Objective> Omit the pictures and return every entry exactly as written.

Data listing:

┄┄┄┄┄┄┄┄┄┄

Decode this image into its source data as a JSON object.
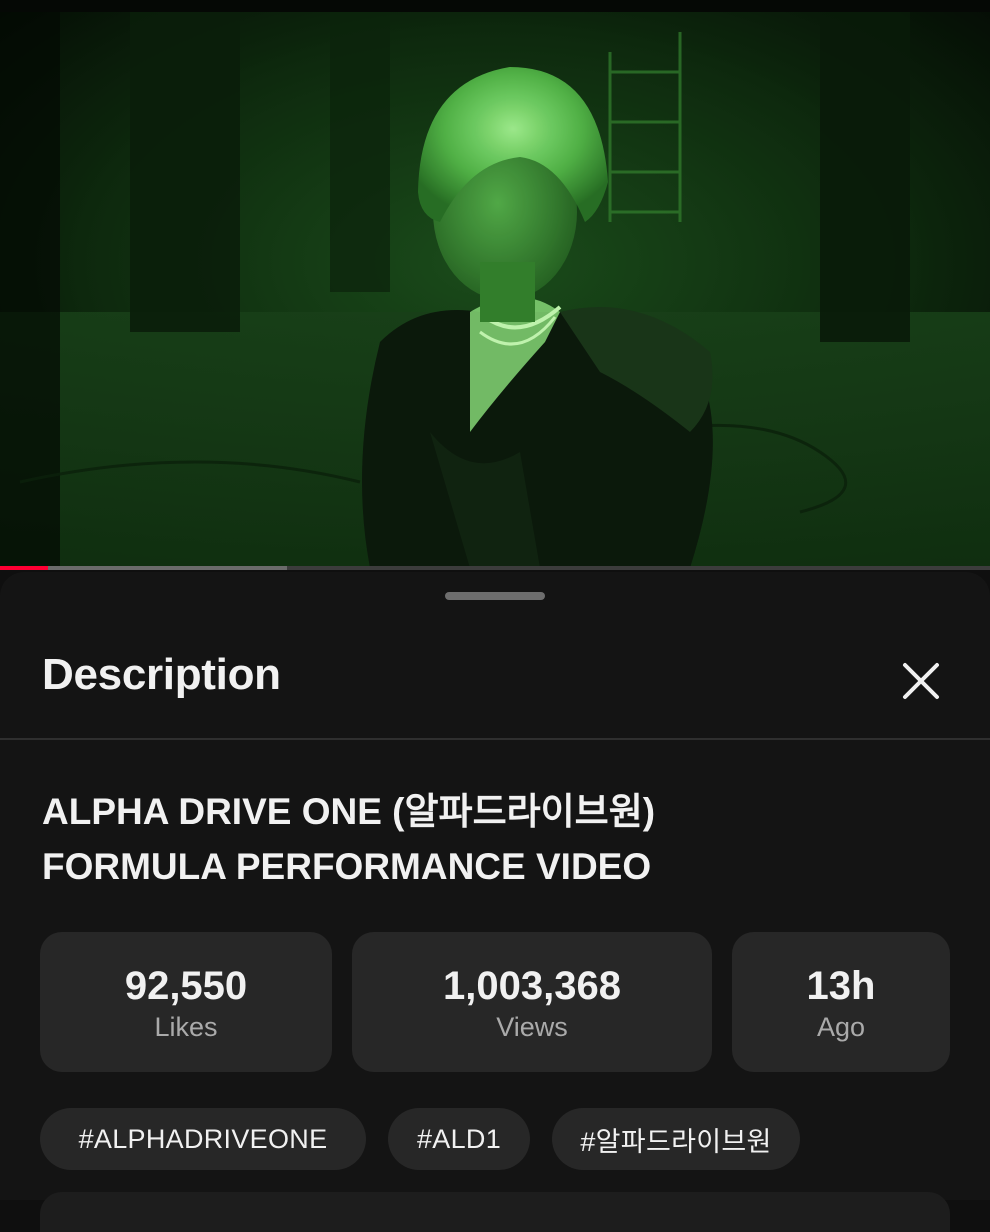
{
  "sheet": {
    "title": "Description",
    "close_icon": "close-icon"
  },
  "video": {
    "progress_played": 0.048,
    "progress_buffered": 0.29,
    "progress_color": "#ff0033",
    "tint_color": "#2f8f2f"
  },
  "details": {
    "title_line1": "ALPHA DRIVE ONE (알파드라이브원)",
    "title_line2": "FORMULA PERFORMANCE VIDEO"
  },
  "stats": [
    {
      "value": "92,550",
      "label": "Likes"
    },
    {
      "value": "1,003,368",
      "label": "Views"
    },
    {
      "value": "13h",
      "label": "Ago"
    }
  ],
  "hashtags": [
    "#ALPHADRIVEONE",
    "#ALD1",
    "#알파드라이브원"
  ]
}
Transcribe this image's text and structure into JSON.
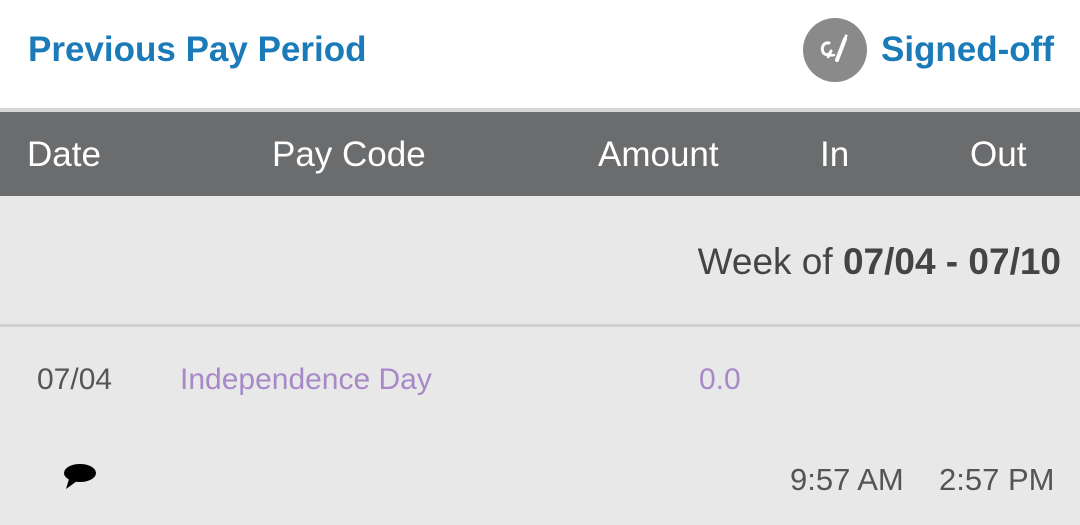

┄┄┄┄┄┄┄┄┄┄

Solution for this problem>
Decode this image into its source data as a JSON object.
{
  "sheet": {
    "title": "Description",
    "close_icon": "close-icon"
  },
  "video": {
    "progress_played": 0.048,
    "progress_buffered": 0.29,
    "progress_color": "#ff0033",
    "tint_color": "#2f8f2f"
  },
  "details": {
    "title_line1": "ALPHA DRIVE ONE (알파드라이브원)",
    "title_line2": "FORMULA PERFORMANCE VIDEO"
  },
  "stats": [
    {
      "value": "92,550",
      "label": "Likes"
    },
    {
      "value": "1,003,368",
      "label": "Views"
    },
    {
      "value": "13h",
      "label": "Ago"
    }
  ],
  "hashtags": [
    "#ALPHADRIVEONE",
    "#ALD1",
    "#알파드라이브원"
  ]
}
Transcribe this image's text and structure into JSON.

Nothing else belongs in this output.